Low-Dose Aspirin Cuts Preterm Delivery in Nulliparous Women
Findings seen among women with singleton pregnancies in low-, middle-income countries
FRIDAY, Jan. 24, 2020 (HealthDay News) -- Among nulliparous women with singleton pregnancies from low-income and middle-income countries, the incidence of preterm delivery before 37 weeks is reduced for those receiving low-dose aspirin versus placebo, according to a study published in the Jan. 25 issue of The Lancet.
Matthew K. Hoffman, M.D., from Christiana Care in Newark, Delaware, and colleagues conducted a randomized trial of low-dose aspirin initiated between 6 weeks 0 days of pregnancy and 13 weeks 6 days of pregnancy in nulliparous women from seven community sites in six countries (India, the Democratic Republic of the Congo, Guatemala, Kenya, Pakistan, and Zambia). A total of 11,976 women aged 14 to 40 years were randomly assigned to receive either low-dose aspirin (5,990 women) or placebo (5,786 women); 5,780 and 5,764 women, respectively, were included in the primary outcome analysis.
The researchers found that preterm birth before 37 weeks occurred in 11.6 and 13.1 percent of the women who took aspirin and placebo, respectively (relative risk, 0.89; 95 percent confidence interval, 0.81 to 0.98). Women who took aspirin had significant reductions in perinatal mortality, fetal loss (infant death after 16 weeks of gestation and before seven days postpartum), early preterm delivery (<34 weeks), and incidence of delivery before 34 weeks with hypertensive disorders of pregnancy (relative risk [95 percent confidence interval], 0.86 [0.73 to 1.00], 0.86 [0.74 to 1.00], 0.75 [0.61 to 0.93], and 0.38 [0.17 to 0.85], respectively).
"Our results suggest that low-dose aspirin therapy in early pregnancy could provide an inexpensive way to lower the preterm birth rate in first-time mothers," a coauthor said in a statement.

> **Dataset records**
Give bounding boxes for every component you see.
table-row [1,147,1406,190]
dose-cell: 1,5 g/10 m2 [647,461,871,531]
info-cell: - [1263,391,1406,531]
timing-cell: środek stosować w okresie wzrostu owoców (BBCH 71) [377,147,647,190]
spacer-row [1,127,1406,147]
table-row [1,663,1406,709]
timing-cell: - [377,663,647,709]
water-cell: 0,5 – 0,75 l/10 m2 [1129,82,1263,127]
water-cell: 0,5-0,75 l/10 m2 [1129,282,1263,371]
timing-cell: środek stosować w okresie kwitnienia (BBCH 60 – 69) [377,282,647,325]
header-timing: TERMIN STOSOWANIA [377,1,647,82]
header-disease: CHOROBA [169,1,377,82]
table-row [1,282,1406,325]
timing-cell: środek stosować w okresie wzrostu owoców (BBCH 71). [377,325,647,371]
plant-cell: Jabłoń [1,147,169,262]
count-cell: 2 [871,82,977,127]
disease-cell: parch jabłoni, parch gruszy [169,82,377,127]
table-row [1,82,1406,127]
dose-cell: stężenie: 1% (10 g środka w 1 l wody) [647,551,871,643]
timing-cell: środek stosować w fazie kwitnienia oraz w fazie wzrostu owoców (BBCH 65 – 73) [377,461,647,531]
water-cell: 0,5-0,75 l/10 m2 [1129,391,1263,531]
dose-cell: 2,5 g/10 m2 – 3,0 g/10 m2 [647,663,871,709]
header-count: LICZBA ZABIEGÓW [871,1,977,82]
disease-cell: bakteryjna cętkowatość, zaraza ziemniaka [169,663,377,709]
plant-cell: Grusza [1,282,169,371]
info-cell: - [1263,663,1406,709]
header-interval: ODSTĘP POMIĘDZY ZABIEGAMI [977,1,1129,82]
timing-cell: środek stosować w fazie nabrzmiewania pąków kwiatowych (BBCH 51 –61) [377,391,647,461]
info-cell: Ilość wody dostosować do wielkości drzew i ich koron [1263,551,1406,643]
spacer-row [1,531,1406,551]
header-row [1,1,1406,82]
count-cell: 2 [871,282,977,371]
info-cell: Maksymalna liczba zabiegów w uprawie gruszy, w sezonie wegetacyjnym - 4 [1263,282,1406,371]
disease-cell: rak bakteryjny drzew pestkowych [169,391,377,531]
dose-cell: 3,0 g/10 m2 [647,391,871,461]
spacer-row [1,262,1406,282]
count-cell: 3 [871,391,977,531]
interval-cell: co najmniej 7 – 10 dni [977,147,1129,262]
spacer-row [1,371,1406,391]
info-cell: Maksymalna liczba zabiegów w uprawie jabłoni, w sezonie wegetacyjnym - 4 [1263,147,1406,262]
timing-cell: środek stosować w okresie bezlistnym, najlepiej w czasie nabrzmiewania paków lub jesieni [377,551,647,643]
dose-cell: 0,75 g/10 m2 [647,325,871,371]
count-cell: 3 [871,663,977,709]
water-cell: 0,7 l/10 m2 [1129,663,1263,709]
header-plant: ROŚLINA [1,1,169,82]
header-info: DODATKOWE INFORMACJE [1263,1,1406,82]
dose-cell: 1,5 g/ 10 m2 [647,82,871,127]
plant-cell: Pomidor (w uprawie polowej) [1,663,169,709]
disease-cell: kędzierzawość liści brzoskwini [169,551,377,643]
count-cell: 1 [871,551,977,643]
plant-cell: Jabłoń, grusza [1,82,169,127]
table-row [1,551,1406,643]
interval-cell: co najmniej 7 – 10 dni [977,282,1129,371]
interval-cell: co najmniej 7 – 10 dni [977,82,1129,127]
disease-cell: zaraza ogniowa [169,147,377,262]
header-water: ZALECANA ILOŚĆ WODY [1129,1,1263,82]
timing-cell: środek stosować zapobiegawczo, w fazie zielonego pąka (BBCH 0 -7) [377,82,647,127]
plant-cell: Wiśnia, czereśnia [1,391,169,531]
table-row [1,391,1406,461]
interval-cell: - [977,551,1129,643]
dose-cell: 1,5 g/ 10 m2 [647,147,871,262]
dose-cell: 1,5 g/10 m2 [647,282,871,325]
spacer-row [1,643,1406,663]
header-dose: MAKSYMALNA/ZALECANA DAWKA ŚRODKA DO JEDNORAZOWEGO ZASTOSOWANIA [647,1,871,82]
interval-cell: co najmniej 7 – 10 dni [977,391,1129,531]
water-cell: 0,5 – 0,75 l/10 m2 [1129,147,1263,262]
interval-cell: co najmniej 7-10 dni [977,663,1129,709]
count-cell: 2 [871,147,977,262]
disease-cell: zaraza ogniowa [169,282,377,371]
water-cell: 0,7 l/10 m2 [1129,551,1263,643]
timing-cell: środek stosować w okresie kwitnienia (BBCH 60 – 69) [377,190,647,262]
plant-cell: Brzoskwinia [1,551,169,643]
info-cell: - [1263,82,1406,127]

> **Requirement 1**
In the aspirin article, rewrite the paragraph that begins "The researchers found that" as a short bulleted list that keeps its main facts.
> **Requirement 2**
Using the aspirin article, state whether each statement agrees with it. Answer yes or no, and quote the words that decide it.
(a) The study appeared in the Jan. 25 issue of The Lancet.
(b) Aspirin was started after 20 weeks of pregnancy.
(c) The trial sites were spread across seven countries.

> **Written reply 1**
- Preterm birth before 37 weeks: 11.6 percent with aspirin vs. 13.1 percent with placebo (relative risk 0.89; 95 percent CI 0.81 to 0.98).
- The aspirin group had significant reductions in:
  - Perinatal mortality: RR 0.86 (0.73 to 1.00)
  - Fetal loss (infant death after 16 weeks of gestation and before seven days postpartum): RR 0.86 (0.74 to 1.00)
  - Early preterm delivery (<34 weeks): RR 0.75 (0.61 to 0.93)
  - Delivery before 34 weeks with hypertensive disorders of pregnancy: RR 0.38 (0.17 to 0.85)

> **Written reply 2**
(a) Yes: "published in the Jan. 25 issue of The Lancet"
(b) No: "initiated between 6 weeks 0 days of pregnancy and 13 weeks 6 days of pregnancy"
(c) No: "seven community sites in six countries"